▸ Data records:
════════════════

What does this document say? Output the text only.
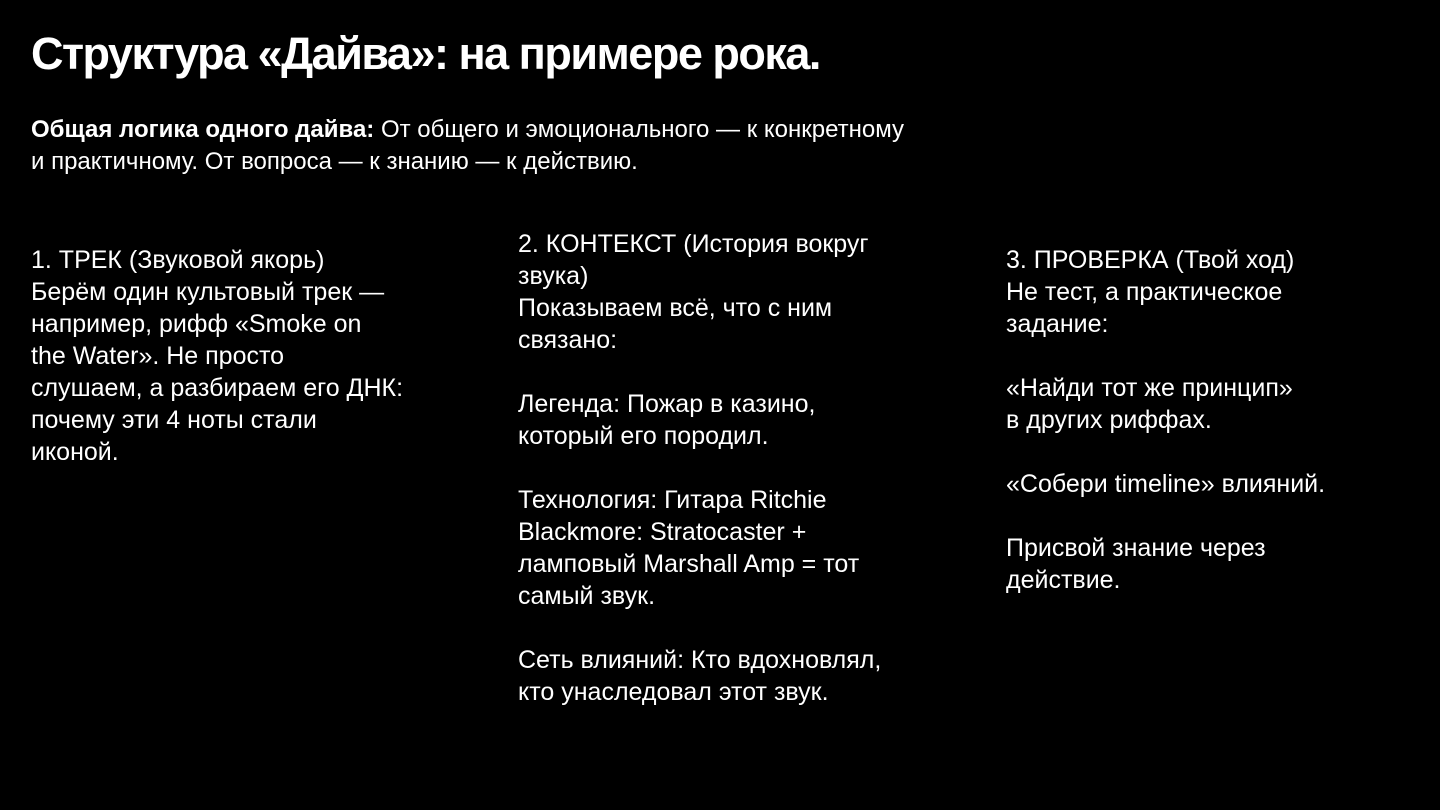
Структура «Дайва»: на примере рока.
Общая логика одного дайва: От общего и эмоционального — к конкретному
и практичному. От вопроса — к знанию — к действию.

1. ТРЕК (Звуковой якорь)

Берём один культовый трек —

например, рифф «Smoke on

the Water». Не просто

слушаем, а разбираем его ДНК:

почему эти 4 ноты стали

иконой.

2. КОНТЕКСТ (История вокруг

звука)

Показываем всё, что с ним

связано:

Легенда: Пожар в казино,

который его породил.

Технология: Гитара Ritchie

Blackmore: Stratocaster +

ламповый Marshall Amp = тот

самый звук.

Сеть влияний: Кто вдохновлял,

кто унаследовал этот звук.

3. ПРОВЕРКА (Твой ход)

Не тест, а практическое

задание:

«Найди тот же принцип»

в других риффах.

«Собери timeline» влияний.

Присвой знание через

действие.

════════════════

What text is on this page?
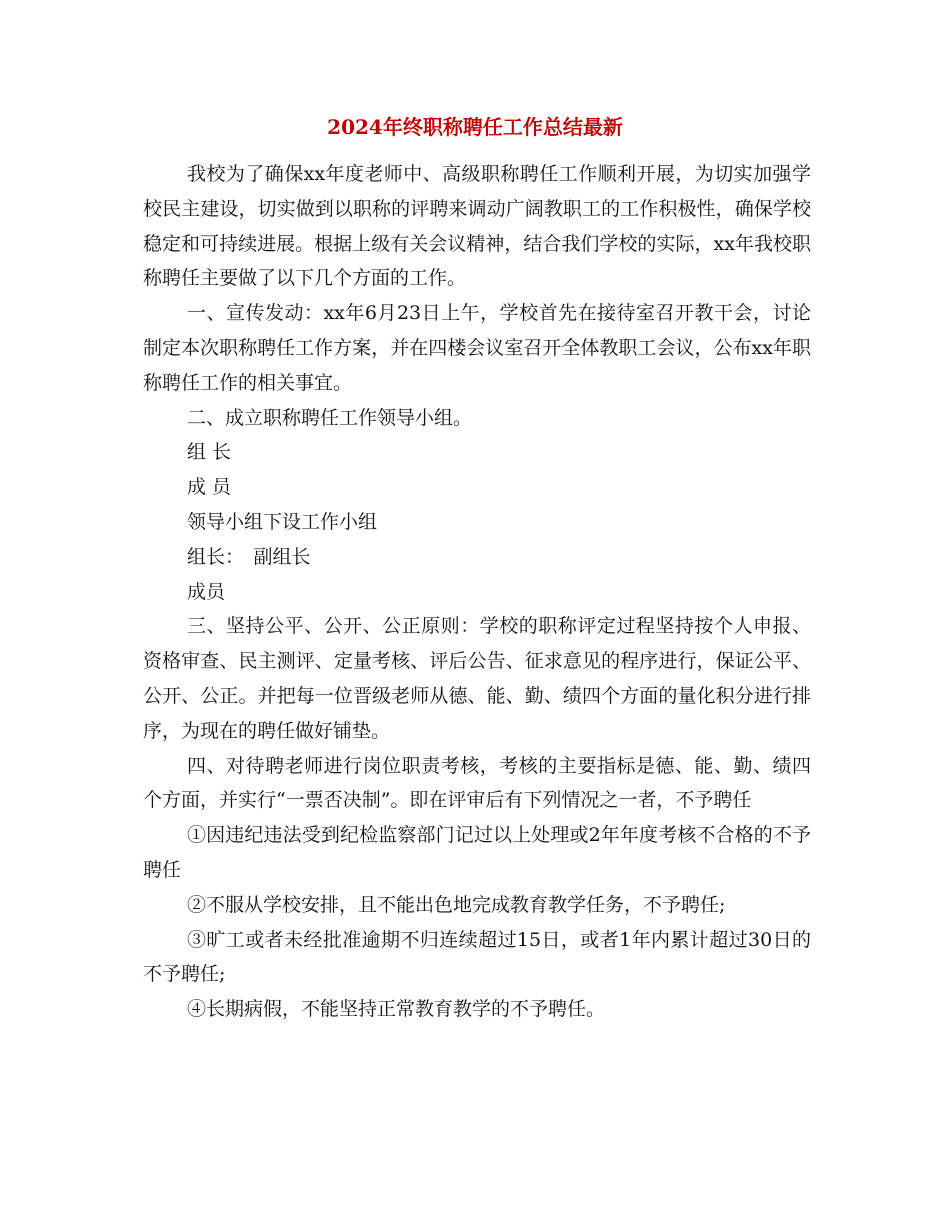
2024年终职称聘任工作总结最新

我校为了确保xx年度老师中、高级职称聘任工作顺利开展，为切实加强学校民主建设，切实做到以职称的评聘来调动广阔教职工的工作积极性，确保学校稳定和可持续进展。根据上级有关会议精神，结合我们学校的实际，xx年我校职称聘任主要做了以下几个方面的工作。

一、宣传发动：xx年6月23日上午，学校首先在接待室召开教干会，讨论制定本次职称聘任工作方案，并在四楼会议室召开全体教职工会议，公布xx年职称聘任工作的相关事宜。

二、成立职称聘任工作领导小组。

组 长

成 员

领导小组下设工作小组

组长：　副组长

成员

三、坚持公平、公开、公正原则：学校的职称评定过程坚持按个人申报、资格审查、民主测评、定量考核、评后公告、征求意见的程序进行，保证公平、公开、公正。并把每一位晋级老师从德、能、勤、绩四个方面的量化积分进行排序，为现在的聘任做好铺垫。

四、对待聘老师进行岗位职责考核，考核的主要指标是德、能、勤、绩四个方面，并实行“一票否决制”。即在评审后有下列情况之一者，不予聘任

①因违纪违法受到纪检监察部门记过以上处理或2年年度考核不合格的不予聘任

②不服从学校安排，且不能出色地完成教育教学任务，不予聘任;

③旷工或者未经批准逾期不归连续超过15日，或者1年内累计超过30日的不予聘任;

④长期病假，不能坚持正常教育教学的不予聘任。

════════════════

▸ Requirements: Find the lines holding "What" and list every one.

▸ Output for this exercise:
What does this document say? Output the text only.
What text is on this page?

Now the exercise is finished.